_REQUEST_
Look through the lines below and extract each one that contains "name".
begin DATA PROVIDED
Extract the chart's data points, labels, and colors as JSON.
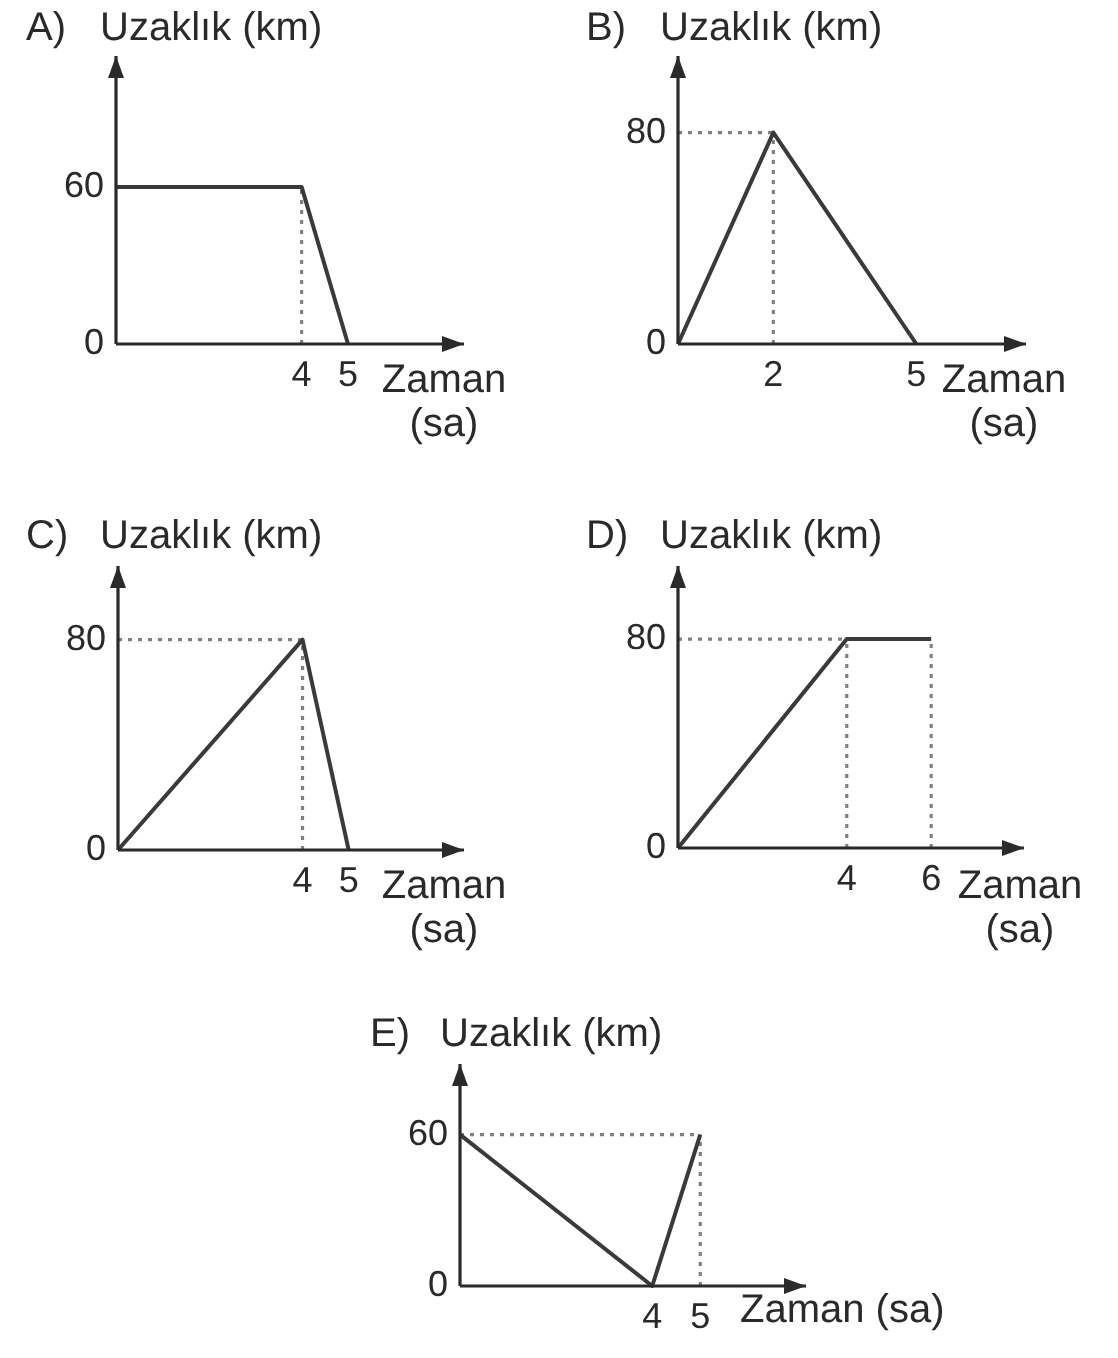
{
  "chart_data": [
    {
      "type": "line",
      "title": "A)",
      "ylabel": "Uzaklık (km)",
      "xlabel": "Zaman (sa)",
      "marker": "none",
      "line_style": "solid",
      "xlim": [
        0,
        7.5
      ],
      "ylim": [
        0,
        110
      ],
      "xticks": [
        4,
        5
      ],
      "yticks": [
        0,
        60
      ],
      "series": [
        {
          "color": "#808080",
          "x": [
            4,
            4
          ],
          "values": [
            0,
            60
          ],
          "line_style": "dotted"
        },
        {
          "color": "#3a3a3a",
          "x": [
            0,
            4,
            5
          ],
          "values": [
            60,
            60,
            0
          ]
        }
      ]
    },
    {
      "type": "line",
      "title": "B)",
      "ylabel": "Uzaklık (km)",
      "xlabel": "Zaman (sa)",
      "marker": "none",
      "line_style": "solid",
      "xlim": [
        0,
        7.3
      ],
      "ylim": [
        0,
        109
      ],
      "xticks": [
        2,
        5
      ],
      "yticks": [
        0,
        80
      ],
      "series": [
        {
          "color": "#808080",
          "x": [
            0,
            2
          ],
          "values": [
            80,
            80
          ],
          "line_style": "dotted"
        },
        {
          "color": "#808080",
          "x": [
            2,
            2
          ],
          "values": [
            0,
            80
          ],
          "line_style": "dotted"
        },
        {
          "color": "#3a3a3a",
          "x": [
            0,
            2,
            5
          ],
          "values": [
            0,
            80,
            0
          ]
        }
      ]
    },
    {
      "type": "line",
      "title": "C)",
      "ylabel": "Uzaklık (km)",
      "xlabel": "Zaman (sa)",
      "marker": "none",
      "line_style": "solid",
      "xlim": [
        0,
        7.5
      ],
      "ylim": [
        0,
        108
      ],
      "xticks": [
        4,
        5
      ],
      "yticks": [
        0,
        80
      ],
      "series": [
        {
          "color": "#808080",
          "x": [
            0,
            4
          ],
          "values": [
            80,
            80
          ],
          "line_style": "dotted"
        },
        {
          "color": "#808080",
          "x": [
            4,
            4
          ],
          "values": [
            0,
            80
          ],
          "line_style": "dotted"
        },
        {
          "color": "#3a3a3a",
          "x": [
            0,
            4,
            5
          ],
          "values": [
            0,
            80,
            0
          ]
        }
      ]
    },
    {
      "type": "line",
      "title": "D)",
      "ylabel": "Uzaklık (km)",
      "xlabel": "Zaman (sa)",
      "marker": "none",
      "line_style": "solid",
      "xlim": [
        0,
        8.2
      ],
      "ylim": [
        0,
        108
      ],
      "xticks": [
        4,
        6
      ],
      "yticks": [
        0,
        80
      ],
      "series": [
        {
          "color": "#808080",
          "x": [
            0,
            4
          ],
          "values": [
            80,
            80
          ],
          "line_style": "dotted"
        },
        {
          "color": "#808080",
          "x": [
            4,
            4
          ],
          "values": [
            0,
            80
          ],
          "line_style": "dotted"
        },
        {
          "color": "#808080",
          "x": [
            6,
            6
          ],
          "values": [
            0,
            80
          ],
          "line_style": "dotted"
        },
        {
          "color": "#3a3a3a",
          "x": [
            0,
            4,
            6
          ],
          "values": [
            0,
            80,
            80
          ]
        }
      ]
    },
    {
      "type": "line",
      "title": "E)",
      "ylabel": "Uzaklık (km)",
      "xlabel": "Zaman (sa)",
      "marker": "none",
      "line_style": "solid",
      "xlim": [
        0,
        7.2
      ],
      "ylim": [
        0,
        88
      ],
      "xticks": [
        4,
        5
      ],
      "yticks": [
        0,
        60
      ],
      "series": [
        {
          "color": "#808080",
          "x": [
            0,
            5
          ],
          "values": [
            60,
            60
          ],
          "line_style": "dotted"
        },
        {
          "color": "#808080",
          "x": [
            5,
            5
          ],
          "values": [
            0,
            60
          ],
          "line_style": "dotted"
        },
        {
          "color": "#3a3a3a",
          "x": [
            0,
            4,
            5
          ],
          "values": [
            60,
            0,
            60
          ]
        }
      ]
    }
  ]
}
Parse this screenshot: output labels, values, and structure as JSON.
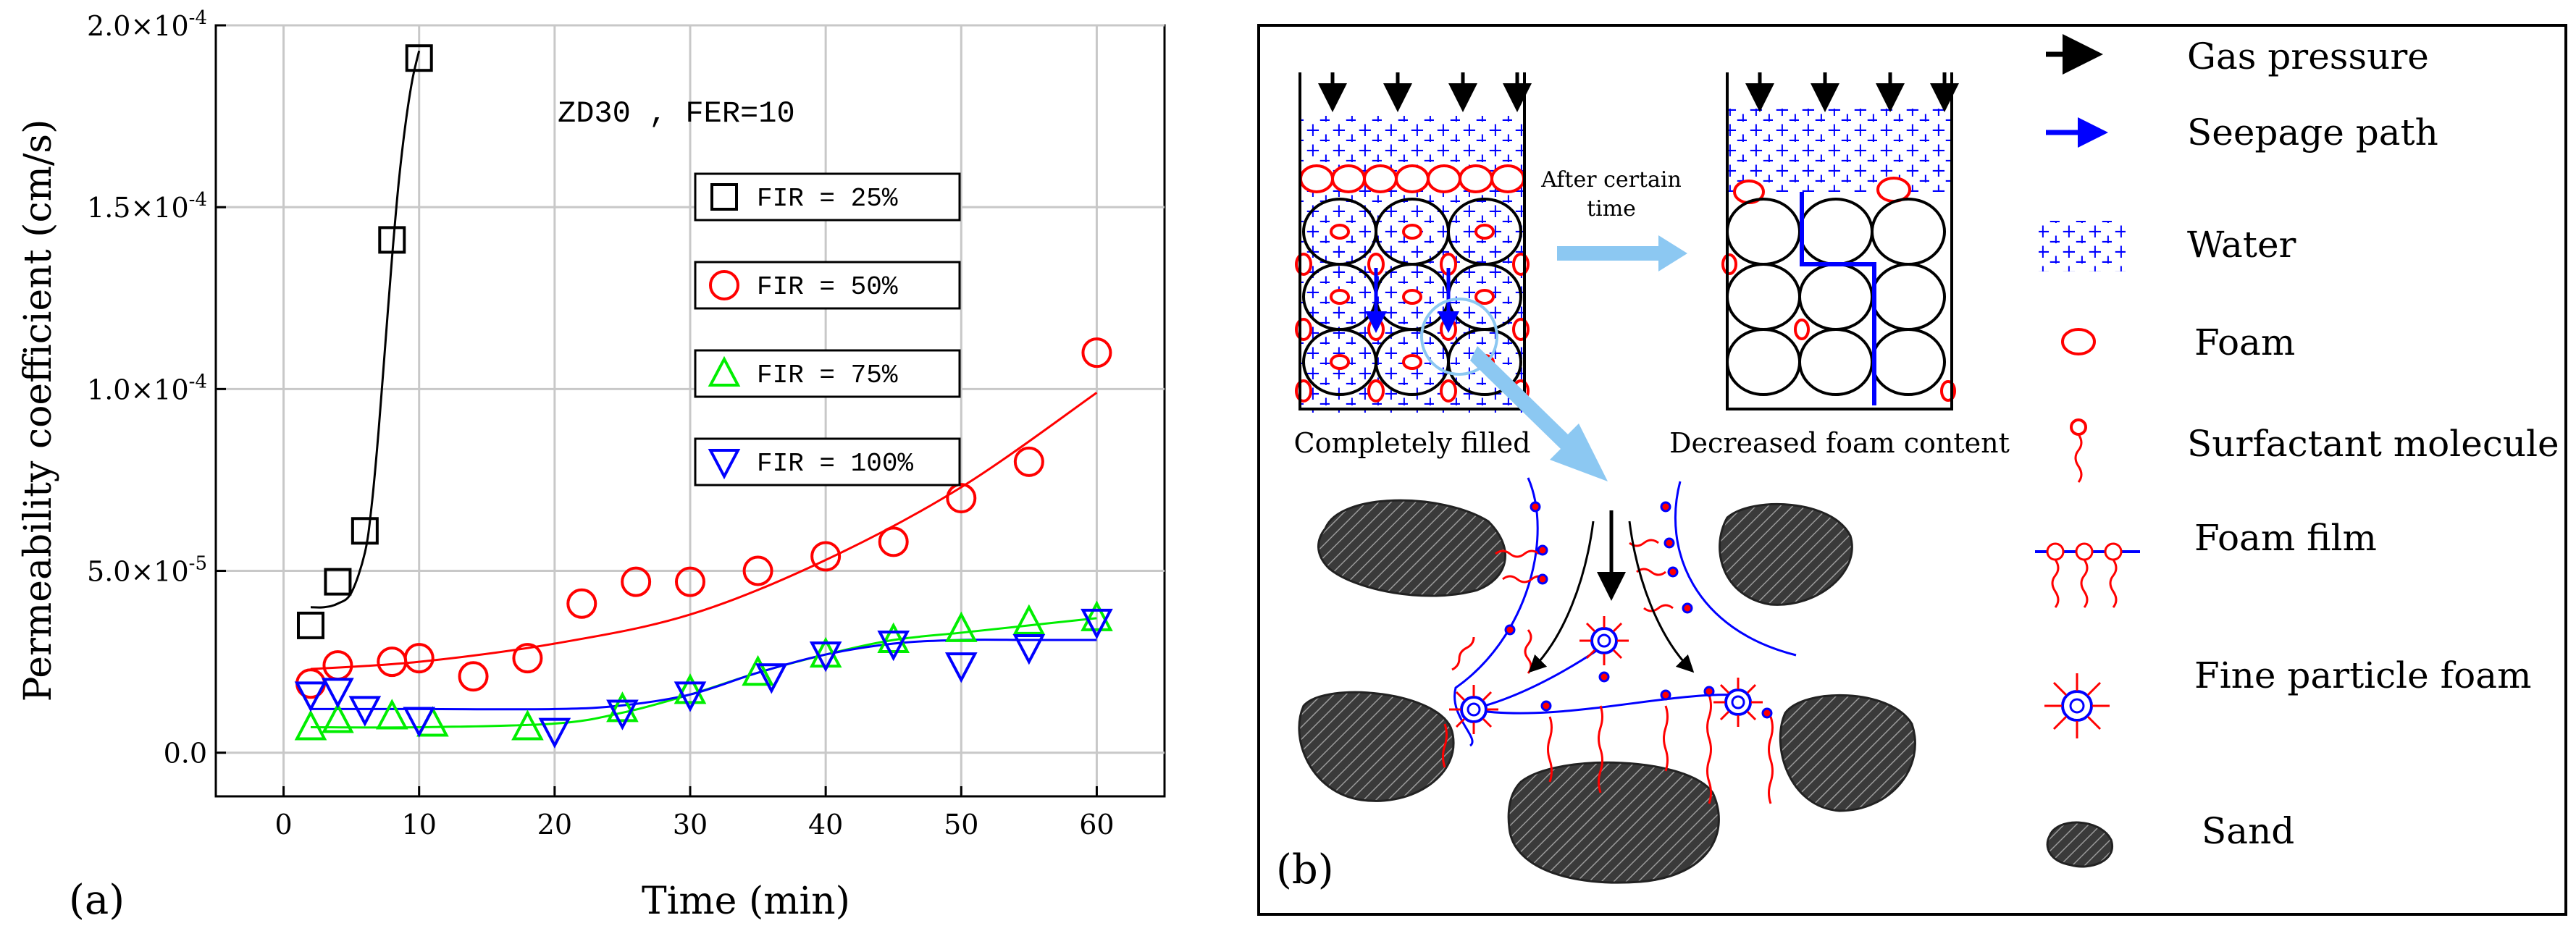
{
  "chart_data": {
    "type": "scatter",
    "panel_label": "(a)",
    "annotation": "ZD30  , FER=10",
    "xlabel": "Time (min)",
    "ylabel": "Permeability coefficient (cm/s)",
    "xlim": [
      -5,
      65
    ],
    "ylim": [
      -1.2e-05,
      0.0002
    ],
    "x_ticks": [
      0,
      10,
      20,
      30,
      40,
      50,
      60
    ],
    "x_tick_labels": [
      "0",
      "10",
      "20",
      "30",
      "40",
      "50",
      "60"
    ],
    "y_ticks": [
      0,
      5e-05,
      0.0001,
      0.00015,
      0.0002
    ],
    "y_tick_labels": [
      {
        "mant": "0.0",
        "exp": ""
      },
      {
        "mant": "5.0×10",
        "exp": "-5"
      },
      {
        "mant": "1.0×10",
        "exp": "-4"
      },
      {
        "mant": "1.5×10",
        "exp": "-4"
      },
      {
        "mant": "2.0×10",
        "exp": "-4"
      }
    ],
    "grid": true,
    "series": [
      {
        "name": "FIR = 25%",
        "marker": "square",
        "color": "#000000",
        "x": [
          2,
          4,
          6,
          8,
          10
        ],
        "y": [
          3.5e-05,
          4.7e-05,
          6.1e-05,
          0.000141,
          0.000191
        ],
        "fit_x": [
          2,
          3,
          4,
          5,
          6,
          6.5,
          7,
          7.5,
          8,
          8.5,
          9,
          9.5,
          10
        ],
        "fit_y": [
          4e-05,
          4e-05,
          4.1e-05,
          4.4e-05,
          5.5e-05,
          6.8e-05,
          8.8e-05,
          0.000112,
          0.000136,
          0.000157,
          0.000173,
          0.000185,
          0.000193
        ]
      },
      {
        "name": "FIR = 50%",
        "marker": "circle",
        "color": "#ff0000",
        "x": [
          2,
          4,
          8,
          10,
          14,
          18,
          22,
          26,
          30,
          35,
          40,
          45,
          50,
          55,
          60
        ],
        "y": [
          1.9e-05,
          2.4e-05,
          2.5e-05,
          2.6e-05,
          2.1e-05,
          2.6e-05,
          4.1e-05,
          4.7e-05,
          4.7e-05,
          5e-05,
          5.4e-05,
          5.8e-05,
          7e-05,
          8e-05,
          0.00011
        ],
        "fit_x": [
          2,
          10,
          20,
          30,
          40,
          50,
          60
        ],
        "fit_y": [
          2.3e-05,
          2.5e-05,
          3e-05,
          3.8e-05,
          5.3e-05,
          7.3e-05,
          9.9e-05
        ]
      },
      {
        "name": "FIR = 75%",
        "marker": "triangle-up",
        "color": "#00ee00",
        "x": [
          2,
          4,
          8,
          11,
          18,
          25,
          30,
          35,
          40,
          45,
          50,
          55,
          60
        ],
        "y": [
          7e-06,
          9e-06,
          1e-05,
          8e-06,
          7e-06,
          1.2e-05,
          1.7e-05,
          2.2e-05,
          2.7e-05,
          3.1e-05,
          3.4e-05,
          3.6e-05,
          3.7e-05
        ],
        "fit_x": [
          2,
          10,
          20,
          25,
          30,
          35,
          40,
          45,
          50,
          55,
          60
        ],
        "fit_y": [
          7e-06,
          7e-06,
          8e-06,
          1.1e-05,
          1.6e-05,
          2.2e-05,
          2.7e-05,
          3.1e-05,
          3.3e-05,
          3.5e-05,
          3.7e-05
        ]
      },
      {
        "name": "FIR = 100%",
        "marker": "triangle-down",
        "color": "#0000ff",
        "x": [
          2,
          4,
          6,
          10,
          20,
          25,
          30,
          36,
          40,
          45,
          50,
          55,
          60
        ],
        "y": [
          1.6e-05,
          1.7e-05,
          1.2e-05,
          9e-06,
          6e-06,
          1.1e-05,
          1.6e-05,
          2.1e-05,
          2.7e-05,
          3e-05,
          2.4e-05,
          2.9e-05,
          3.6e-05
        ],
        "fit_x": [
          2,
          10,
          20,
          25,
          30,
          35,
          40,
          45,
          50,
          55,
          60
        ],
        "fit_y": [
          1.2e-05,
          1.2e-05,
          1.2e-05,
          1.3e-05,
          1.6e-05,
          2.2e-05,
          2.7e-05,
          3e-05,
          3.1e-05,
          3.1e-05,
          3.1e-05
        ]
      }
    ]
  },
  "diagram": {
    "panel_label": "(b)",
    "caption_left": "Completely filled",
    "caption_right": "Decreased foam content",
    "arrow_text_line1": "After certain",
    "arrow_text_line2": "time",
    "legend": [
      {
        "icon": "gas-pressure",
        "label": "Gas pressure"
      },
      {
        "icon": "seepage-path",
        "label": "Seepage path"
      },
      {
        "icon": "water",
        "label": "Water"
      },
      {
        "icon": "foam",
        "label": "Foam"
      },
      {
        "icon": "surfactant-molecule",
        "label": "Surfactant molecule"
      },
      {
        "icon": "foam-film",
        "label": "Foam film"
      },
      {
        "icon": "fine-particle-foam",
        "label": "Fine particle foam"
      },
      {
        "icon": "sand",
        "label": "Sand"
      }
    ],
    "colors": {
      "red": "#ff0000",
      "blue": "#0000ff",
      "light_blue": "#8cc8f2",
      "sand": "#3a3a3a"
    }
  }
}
end DATA PROVIDED
_OUTPUT FOR THIS EXERCISE_
        "name": "FIR = 25%",
        "name": "FIR = 50%",
        "name": "FIR = 75%",
        "name": "FIR = 100%",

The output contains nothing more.